— Task instructions —
Scan the lines below for the word "will". Copy each line you find it in.

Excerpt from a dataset
_ _ _ _ _

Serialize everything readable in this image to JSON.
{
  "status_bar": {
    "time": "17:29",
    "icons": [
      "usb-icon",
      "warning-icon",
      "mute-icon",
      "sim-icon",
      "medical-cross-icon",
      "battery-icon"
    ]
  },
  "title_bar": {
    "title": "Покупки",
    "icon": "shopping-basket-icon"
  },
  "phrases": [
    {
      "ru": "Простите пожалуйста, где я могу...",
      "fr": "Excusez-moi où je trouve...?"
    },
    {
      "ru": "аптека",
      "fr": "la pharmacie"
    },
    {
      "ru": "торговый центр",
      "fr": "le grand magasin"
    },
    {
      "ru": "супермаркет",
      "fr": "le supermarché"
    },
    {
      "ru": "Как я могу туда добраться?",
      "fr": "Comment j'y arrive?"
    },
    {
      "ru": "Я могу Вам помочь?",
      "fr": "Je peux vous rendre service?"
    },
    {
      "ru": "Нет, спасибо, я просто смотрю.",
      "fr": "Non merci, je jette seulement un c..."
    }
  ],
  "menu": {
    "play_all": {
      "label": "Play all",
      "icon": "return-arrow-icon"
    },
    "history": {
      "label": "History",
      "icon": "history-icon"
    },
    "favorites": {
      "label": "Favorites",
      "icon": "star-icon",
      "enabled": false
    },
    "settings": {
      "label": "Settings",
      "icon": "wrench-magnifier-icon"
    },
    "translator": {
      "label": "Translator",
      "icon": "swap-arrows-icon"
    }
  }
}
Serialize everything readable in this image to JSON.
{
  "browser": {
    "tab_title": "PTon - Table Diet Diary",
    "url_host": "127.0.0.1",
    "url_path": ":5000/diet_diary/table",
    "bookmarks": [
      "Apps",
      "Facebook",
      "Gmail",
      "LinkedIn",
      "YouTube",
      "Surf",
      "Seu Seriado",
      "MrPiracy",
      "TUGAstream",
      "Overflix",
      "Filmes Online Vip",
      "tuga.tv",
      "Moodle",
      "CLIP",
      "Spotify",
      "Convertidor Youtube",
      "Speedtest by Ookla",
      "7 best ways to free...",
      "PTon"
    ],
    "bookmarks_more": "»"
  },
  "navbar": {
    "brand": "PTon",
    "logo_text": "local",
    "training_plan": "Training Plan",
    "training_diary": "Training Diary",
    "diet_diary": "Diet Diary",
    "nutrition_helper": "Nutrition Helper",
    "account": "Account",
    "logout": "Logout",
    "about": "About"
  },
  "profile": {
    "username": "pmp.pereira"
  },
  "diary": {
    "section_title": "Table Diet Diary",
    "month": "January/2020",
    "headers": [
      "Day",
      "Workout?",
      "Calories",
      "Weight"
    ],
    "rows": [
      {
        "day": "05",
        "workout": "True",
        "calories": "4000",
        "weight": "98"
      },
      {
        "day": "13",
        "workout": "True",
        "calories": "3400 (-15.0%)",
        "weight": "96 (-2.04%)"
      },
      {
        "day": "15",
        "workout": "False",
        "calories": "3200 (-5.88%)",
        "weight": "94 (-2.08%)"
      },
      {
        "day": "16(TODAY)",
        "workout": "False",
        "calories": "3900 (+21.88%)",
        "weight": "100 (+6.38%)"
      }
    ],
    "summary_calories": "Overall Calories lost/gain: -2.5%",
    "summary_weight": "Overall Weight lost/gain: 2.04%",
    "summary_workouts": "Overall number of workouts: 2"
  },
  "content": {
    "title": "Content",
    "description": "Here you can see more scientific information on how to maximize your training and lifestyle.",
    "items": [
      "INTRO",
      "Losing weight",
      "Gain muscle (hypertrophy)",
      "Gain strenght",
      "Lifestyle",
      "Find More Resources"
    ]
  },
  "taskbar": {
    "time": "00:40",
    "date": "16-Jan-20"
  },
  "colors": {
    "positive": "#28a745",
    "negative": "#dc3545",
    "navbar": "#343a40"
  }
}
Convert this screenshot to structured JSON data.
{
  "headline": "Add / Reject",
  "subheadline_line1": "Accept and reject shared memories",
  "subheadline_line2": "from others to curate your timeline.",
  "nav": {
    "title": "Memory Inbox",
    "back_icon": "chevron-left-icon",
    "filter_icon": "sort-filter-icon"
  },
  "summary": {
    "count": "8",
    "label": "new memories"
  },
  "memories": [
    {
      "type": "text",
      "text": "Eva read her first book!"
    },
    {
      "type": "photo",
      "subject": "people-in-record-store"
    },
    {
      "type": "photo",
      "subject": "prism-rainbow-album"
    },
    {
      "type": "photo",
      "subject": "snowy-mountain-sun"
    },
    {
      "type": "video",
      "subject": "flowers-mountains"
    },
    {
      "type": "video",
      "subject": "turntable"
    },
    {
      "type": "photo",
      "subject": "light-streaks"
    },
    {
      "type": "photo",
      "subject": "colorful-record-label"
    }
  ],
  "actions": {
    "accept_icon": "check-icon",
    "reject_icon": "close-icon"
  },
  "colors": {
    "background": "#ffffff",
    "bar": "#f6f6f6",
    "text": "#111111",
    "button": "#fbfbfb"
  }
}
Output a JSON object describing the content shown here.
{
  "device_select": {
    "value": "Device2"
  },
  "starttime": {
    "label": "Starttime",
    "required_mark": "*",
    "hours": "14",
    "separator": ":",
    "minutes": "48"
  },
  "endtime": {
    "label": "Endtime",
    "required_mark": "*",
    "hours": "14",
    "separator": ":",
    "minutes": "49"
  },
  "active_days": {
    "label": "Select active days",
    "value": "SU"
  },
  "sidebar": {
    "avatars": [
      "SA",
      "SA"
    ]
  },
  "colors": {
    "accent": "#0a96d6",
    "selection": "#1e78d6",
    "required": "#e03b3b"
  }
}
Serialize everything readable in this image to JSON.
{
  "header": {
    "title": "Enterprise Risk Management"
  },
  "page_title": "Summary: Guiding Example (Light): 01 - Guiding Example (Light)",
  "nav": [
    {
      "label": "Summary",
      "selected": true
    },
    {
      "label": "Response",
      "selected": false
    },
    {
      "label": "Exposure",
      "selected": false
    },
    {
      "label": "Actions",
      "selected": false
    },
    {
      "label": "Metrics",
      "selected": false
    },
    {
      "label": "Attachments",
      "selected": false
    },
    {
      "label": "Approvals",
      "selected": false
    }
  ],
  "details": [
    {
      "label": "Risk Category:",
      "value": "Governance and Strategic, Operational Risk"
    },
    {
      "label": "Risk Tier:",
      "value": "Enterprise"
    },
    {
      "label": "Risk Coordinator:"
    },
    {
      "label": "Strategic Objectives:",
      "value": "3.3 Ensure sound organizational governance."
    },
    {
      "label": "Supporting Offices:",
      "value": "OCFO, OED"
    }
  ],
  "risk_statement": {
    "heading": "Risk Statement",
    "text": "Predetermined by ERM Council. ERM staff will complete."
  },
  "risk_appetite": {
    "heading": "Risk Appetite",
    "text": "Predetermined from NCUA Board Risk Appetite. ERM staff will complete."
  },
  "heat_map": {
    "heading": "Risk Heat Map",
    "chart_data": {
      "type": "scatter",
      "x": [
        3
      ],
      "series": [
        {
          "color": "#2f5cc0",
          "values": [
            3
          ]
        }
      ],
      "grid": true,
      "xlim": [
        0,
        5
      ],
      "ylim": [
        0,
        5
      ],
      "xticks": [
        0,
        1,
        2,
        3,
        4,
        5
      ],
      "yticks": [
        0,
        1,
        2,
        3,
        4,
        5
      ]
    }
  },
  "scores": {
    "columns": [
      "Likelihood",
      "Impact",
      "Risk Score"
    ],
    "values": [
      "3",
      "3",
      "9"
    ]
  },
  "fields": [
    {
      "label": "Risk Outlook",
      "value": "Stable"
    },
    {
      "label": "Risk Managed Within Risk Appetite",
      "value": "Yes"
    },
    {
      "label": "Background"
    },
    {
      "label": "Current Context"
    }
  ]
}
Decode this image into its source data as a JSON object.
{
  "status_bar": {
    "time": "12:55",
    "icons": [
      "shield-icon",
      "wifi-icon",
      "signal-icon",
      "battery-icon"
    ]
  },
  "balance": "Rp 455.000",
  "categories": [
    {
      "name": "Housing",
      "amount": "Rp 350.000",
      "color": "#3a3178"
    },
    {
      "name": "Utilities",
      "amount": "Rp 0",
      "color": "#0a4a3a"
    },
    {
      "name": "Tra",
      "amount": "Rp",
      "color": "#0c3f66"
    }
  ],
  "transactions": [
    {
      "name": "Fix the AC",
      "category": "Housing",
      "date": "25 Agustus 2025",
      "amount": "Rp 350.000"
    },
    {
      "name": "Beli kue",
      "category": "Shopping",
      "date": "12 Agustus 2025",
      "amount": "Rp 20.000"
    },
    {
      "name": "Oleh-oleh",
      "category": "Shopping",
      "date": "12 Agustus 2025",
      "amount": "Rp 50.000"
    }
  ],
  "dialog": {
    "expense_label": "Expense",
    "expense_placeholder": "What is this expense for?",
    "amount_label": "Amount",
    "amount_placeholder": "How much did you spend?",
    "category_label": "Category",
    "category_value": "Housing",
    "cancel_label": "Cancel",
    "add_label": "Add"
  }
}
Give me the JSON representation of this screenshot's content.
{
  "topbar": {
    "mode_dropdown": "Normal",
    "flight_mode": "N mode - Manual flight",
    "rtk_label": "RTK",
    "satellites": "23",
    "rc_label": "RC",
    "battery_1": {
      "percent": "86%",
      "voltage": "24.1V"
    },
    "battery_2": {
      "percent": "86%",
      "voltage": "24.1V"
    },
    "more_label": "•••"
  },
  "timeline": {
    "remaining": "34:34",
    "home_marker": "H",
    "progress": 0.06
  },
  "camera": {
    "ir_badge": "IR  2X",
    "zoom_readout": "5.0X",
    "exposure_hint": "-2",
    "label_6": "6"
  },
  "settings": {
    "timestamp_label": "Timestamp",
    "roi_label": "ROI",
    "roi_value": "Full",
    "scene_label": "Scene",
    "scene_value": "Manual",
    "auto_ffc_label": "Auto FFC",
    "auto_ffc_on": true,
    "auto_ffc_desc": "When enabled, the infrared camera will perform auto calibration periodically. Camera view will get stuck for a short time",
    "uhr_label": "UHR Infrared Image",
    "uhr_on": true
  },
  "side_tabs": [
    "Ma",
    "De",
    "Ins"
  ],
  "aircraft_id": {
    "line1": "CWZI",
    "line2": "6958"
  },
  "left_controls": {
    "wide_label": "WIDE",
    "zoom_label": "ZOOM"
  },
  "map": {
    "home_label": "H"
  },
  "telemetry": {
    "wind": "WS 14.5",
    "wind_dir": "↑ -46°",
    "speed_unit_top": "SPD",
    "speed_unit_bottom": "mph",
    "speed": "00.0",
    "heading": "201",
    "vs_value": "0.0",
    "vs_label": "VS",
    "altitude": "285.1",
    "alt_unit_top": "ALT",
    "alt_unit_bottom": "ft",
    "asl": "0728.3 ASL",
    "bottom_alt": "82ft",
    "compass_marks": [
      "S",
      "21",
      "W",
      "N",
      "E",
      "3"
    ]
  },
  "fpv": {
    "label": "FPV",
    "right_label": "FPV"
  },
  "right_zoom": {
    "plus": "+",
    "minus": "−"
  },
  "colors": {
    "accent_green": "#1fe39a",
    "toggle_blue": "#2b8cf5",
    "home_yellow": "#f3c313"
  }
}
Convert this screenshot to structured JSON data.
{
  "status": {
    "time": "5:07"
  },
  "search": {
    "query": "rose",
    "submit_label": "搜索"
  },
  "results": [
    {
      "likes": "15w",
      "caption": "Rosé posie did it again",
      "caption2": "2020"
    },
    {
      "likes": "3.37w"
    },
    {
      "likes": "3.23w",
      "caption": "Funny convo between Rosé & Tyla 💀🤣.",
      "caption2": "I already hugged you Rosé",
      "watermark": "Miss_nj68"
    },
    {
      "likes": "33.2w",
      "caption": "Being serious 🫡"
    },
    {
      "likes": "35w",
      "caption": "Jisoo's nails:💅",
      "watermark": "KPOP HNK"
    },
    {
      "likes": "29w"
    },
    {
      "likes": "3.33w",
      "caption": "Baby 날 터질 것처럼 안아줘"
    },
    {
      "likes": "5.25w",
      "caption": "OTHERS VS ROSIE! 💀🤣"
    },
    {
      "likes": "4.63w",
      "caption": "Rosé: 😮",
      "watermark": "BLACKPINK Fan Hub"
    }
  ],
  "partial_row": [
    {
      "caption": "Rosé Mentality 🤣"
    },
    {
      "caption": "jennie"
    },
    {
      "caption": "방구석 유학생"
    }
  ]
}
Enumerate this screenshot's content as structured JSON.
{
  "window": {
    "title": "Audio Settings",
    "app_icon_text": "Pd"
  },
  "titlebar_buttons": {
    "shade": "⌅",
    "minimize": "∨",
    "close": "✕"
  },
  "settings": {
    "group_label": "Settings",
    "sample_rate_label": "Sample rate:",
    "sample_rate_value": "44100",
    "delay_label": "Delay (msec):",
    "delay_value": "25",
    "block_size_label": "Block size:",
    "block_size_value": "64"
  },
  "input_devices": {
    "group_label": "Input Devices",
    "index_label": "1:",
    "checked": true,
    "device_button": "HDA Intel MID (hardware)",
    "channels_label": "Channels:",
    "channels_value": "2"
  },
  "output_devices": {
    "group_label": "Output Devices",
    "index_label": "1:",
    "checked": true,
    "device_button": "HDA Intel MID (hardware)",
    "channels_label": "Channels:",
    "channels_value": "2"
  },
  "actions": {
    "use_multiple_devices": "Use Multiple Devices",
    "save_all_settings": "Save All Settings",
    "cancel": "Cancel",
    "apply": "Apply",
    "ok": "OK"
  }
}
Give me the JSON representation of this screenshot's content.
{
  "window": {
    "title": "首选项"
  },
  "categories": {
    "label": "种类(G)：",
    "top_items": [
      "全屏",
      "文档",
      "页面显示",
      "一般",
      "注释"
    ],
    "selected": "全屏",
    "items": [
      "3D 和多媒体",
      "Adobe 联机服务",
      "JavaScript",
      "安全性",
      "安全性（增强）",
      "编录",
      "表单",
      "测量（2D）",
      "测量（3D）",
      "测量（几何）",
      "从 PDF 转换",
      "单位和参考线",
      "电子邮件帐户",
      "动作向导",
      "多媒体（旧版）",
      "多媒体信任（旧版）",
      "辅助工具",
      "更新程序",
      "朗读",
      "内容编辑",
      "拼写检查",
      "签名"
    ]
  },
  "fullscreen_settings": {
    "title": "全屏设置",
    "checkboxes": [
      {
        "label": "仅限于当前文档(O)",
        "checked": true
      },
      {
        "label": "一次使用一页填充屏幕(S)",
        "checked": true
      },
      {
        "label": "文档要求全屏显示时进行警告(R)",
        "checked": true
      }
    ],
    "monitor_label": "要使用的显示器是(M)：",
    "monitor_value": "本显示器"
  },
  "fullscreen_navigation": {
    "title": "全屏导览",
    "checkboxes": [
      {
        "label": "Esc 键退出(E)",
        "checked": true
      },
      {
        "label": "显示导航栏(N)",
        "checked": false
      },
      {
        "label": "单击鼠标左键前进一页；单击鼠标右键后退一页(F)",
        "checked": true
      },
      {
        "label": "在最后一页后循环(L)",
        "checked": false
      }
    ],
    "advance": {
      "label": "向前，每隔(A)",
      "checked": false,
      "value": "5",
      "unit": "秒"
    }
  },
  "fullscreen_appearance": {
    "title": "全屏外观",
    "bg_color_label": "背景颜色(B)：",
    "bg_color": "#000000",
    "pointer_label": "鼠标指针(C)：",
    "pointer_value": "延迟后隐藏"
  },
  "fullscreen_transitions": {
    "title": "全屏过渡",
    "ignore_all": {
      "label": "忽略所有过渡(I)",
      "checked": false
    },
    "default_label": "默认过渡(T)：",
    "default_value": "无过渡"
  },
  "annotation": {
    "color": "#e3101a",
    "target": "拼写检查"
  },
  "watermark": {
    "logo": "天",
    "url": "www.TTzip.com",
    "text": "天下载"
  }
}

_ _ _ _ _

— Exercise answer —
    "text": "Predetermined by ERM Council. ERM staff will complete."
    "text": "Predetermined from NCUA Board Risk Appetite. ERM staff will complete."
    "auto_ffc_desc": "When enabled, the infrared camera will perform auto calibration periodically. Camera view will get stuck for a short time",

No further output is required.